Output the records. Match them exactly.

Stored entries
☆ ☆ ☆

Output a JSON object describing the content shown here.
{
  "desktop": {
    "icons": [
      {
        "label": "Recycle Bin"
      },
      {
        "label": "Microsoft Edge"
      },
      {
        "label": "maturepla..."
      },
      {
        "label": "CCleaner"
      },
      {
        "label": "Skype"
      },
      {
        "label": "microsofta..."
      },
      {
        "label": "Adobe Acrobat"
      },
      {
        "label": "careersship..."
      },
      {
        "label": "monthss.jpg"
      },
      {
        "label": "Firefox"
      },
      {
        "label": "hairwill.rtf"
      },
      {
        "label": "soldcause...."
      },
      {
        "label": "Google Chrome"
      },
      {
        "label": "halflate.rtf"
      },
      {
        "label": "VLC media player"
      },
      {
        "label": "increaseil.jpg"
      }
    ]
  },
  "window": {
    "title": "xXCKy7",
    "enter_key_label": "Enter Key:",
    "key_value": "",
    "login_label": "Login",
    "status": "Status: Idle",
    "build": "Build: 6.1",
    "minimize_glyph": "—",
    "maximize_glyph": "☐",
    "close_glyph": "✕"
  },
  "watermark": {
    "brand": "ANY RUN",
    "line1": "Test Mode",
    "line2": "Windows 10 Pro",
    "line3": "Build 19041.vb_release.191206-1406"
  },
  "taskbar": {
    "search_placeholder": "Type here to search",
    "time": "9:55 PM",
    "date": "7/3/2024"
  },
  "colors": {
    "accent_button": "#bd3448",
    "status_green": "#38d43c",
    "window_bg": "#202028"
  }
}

☆ ☆ ☆

§ **Completed task**:
Output a JSON object describing the content shown here.
{
  "desktop": {
    "icons": [
      {
        "label": "Recycle Bin"
      },
      {
        "label": "Microsoft Edge"
      },
      {
        "label": "maturepla..."
      },
      {
        "label": "CCleaner"
      },
      {
        "label": "Skype"
      },
      {
        "label": "microsofta..."
      },
      {
        "label": "Adobe Acrobat"
      },
      {
        "label": "careersship..."
      },
      {
        "label": "monthss.jpg"
      },
      {
        "label": "Firefox"
      },
      {
        "label": "hairwill.rtf"
      },
      {
        "label": "soldcause...."
      },
      {
        "label": "Google Chrome"
      },
      {
        "label": "halflate.rtf"
      },
      {
        "label": "VLC media player"
      },
      {
        "label": "increaseil.jpg"
      }
    ]
  },
  "window": {
    "title": "xXCKy7",
    "enter_key_label": "Enter Key:",
    "key_value": "",
    "login_label": "Login",
    "status": "Status: Idle",
    "build": "Build: 6.1",
    "minimize_glyph": "—",
    "maximize_glyph": "☐",
    "close_glyph": "✕"
  },
  "watermark": {
    "brand": "ANY RUN",
    "line1": "Test Mode",
    "line2": "Windows 10 Pro",
    "line3": "Build 19041.vb_release.191206-1406"
  },
  "taskbar": {
    "search_placeholder": "Type here to search",
    "time": "9:55 PM",
    "date": "7/3/2024"
  },
  "colors": {
    "accent_button": "#bd3448",
    "status_green": "#38d43c",
    "window_bg": "#202028"
  }
}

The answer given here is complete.